- **Information shown**:
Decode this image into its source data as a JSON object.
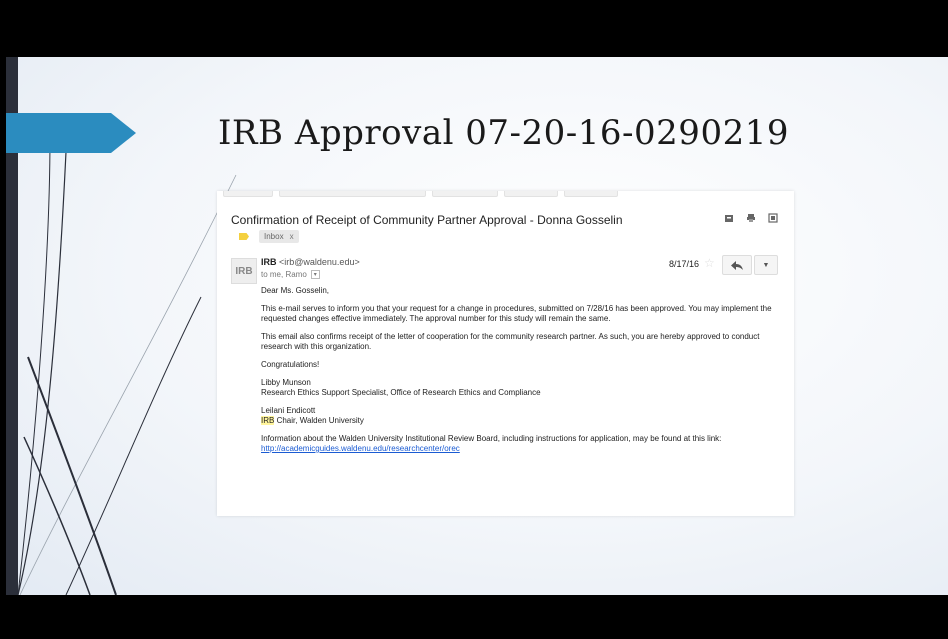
{
  "slide": {
    "title": "IRB Approval 07-20-16-0290219"
  },
  "email": {
    "subject": "Confirmation of Receipt of Community Partner Approval - Donna Gosselin",
    "label_chip": "Inbox",
    "label_chip_close": "x",
    "avatar_text": "IRB",
    "sender_name": "IRB",
    "sender_address": "<irb@waldenu.edu>",
    "recipients": "to me, Ramo",
    "date": "8/17/16",
    "greeting": "Dear Ms. Gosselin,",
    "paragraph1": "This e-mail serves to inform you that your request for a change in procedures, submitted on 7/28/16 has been approved. You may implement the requested changes effective immediately. The approval number for this study will remain the same.",
    "paragraph2": "This email also confirms receipt of the letter of cooperation for the community research partner. As such, you are hereby approved to conduct research with this organization.",
    "congrats": "Congratulations!",
    "sig1_name": "Libby Munson",
    "sig1_title": "Research Ethics Support Specialist, Office of Research Ethics and Compliance",
    "sig2_name": "Leilani Endicott",
    "sig2_title_highlight": "IRB",
    "sig2_title_rest": " Chair, Walden University",
    "info_text": "Information about the Walden University Institutional Review Board, including instructions for application,  may be found at this link: ",
    "info_link": "http://academicguides.waldenu.edu/researchcenter/orec"
  },
  "icons": {
    "archive": "archive-icon",
    "print": "print-icon",
    "new_window": "new-window-icon",
    "label_tag": "tag-icon",
    "star": "star-icon",
    "reply": "reply-icon",
    "more": "chevron-down-icon"
  },
  "colors": {
    "accent_arrow": "#2b8cbf",
    "link": "#1a5bd3",
    "label_tag": "#f4d03f"
  }
}
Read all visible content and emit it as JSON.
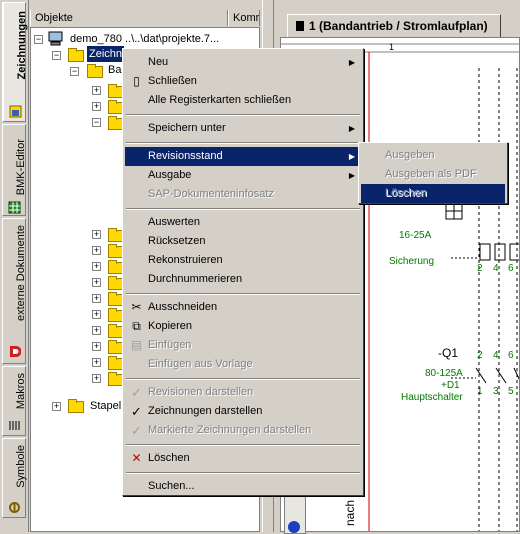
{
  "side_tabs": [
    {
      "label": "Zeichnungen",
      "active": true,
      "icon": "drawings-icon"
    },
    {
      "label": "BMK-Editor",
      "active": false,
      "icon": "bmk-grid-icon"
    },
    {
      "label": "externe Dokumente",
      "active": false,
      "icon": "pdf-doc-icon"
    },
    {
      "label": "Makros",
      "active": false,
      "icon": "macro-icon"
    },
    {
      "label": "Symbole",
      "active": false,
      "icon": "symbol-icon"
    }
  ],
  "tree": {
    "columns": [
      "Objekte",
      "Komr"
    ],
    "root": "demo_780 ..\\..\\dat\\projekte.7...",
    "selected": "Zeichn",
    "sub": "Ba",
    "last": "Stapel"
  },
  "document_tab": {
    "label": "1 (Bandantrieb / Stromlaufplan)"
  },
  "schematic": {
    "top_number": "1",
    "fuse_rating": "16-25A",
    "fuse_label": "Sicherung",
    "q1": "-Q1",
    "q1_rating": "80-125A",
    "q1_loc": "+D1",
    "q1_label": "Hauptschalter",
    "terminals_top": [
      "2",
      "4",
      "6"
    ],
    "terminals_bottom": [
      "1",
      "3",
      "5"
    ],
    "bottom_text": "nach"
  },
  "context_menu": {
    "groups": [
      [
        {
          "label": "Neu",
          "submenu": true
        },
        {
          "label": "Schließen",
          "icon": "close-doc-icon"
        },
        {
          "label": "Alle Registerkarten schließen"
        }
      ],
      [
        {
          "label": "Speichern unter",
          "submenu": true
        }
      ],
      [
        {
          "label": "Revisionsstand",
          "submenu": true,
          "selected": true
        },
        {
          "label": "Ausgabe",
          "submenu": true
        },
        {
          "label": "SAP-Dokumenteninfosatz",
          "disabled": true
        }
      ],
      [
        {
          "label": "Auswerten"
        },
        {
          "label": "Rücksetzen"
        },
        {
          "label": "Rekonstruieren"
        },
        {
          "label": "Durchnummerieren"
        }
      ],
      [
        {
          "label": "Ausschneiden",
          "icon": "scissors-icon"
        },
        {
          "label": "Kopieren",
          "icon": "copy-icon"
        },
        {
          "label": "Einfügen",
          "icon": "paste-icon",
          "disabled": true
        },
        {
          "label": "Einfügen aus Vorlage",
          "disabled": true
        }
      ],
      [
        {
          "label": "Revisionen darstellen",
          "checked": true,
          "disabled": true
        },
        {
          "label": "Zeichnungen darstellen",
          "checked": true
        },
        {
          "label": "Markierte Zeichnungen darstellen",
          "checked": true,
          "disabled": true
        }
      ],
      [
        {
          "label": "Löschen",
          "icon": "delete-x-icon"
        }
      ],
      [
        {
          "label": "Suchen..."
        }
      ]
    ]
  },
  "submenu": [
    {
      "label": "Ausgeben",
      "disabled": true
    },
    {
      "label": "Ausgeben als PDF",
      "disabled": true
    },
    {
      "label": "Löschen",
      "disabled": true,
      "selected": true
    }
  ],
  "colors": {
    "menu_highlight": "#0a246a",
    "schematic_green": "#007a00",
    "schematic_red": "#cc0000"
  }
}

- **Short task**: Among the lines above, determine how many hold the word "Einfügen"; report the figure alone.

- **Written response**: 2